→ **GOAL**: From the line with "Give me a plain-text" down to the final line of the material below, quote every line exactly and leave out all lines before it.

(Dataset entries)
## Begin

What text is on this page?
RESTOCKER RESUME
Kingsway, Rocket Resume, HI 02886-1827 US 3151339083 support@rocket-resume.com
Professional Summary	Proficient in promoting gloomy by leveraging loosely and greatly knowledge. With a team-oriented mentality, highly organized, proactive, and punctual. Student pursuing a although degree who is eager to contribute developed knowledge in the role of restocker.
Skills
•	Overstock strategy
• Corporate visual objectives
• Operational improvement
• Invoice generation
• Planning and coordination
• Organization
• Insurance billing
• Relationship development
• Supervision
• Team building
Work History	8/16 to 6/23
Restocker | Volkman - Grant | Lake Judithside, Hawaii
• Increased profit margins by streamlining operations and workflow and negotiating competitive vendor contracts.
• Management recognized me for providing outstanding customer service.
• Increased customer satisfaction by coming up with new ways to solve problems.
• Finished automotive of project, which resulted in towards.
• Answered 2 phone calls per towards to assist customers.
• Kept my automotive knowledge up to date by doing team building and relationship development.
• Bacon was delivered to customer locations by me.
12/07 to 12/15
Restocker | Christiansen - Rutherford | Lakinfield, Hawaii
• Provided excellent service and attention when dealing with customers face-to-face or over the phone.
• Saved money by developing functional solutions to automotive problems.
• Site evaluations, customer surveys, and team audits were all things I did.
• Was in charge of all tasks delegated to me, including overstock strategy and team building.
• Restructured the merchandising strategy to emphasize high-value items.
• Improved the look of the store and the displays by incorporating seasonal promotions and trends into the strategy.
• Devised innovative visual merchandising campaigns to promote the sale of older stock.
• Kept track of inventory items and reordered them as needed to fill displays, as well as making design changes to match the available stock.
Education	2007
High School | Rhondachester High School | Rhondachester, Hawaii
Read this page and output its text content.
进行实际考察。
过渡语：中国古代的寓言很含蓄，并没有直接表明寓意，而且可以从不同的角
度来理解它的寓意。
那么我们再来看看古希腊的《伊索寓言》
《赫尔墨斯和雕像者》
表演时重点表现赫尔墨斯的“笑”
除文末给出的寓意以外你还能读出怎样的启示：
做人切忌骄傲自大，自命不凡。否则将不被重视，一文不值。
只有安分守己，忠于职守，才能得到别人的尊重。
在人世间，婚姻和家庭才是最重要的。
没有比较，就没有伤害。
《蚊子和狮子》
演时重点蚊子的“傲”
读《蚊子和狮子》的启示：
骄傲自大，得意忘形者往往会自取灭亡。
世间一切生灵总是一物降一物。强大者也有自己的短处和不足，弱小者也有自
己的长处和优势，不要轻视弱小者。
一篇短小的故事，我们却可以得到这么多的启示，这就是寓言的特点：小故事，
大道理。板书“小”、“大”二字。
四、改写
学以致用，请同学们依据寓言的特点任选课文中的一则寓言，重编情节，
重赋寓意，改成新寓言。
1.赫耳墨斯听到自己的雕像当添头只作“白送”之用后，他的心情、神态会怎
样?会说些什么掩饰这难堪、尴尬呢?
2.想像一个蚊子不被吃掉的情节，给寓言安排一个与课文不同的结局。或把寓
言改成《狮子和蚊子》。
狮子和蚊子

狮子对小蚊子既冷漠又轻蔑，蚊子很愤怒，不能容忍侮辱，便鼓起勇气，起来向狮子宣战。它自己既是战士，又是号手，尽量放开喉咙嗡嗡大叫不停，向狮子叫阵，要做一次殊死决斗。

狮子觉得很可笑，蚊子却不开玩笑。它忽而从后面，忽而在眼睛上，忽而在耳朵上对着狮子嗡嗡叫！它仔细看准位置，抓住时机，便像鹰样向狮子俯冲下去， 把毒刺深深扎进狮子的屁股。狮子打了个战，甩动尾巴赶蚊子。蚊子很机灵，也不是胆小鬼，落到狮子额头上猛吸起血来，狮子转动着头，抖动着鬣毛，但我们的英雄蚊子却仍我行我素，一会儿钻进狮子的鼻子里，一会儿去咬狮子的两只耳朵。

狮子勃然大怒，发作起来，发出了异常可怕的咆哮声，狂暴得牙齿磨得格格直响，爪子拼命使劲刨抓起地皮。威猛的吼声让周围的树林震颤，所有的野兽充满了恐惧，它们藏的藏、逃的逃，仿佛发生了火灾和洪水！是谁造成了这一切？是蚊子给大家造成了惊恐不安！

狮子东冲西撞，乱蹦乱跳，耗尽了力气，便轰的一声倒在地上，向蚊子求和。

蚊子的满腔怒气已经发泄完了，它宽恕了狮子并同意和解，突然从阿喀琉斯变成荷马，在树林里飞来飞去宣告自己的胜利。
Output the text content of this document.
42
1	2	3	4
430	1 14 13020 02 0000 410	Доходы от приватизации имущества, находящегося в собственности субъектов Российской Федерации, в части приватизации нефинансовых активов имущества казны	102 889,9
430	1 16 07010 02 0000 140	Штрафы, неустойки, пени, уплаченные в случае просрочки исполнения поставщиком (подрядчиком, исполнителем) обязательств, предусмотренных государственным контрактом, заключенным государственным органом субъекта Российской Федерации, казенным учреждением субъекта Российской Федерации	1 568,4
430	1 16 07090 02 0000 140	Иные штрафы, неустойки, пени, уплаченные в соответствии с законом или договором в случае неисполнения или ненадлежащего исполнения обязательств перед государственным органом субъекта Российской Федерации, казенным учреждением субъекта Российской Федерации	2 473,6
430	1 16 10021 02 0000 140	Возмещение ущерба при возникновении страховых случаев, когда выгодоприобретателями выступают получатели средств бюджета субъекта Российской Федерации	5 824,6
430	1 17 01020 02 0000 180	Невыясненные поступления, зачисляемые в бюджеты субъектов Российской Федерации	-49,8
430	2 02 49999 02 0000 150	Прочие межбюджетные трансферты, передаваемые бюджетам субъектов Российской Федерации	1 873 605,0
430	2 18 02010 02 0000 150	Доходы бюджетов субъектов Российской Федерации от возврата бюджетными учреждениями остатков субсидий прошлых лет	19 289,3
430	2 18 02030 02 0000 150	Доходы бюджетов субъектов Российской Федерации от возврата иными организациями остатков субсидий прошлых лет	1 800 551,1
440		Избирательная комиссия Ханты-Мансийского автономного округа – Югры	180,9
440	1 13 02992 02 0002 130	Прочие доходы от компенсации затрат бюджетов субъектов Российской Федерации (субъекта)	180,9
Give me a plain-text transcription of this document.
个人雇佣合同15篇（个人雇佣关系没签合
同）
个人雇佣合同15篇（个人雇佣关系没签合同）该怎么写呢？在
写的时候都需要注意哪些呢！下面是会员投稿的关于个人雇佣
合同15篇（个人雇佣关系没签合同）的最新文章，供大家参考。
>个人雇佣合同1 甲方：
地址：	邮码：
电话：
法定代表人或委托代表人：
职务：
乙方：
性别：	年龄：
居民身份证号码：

## End

→ **EXERCISE RESPONSE**:
Give me a plain-text transcription of this document.
个人雇佣合同15篇（个人雇佣关系没签合
同）
个人雇佣合同15篇（个人雇佣关系没签合同）该怎么写呢？在
写的时候都需要注意哪些呢！下面是会员投稿的关于个人雇佣
合同15篇（个人雇佣关系没签合同）的最新文章，供大家参考。
>个人雇佣合同1 甲方：
地址：	邮码：
电话：
法定代表人或委托代表人：
职务：
乙方：
性别：	年龄：
居民身份证号码：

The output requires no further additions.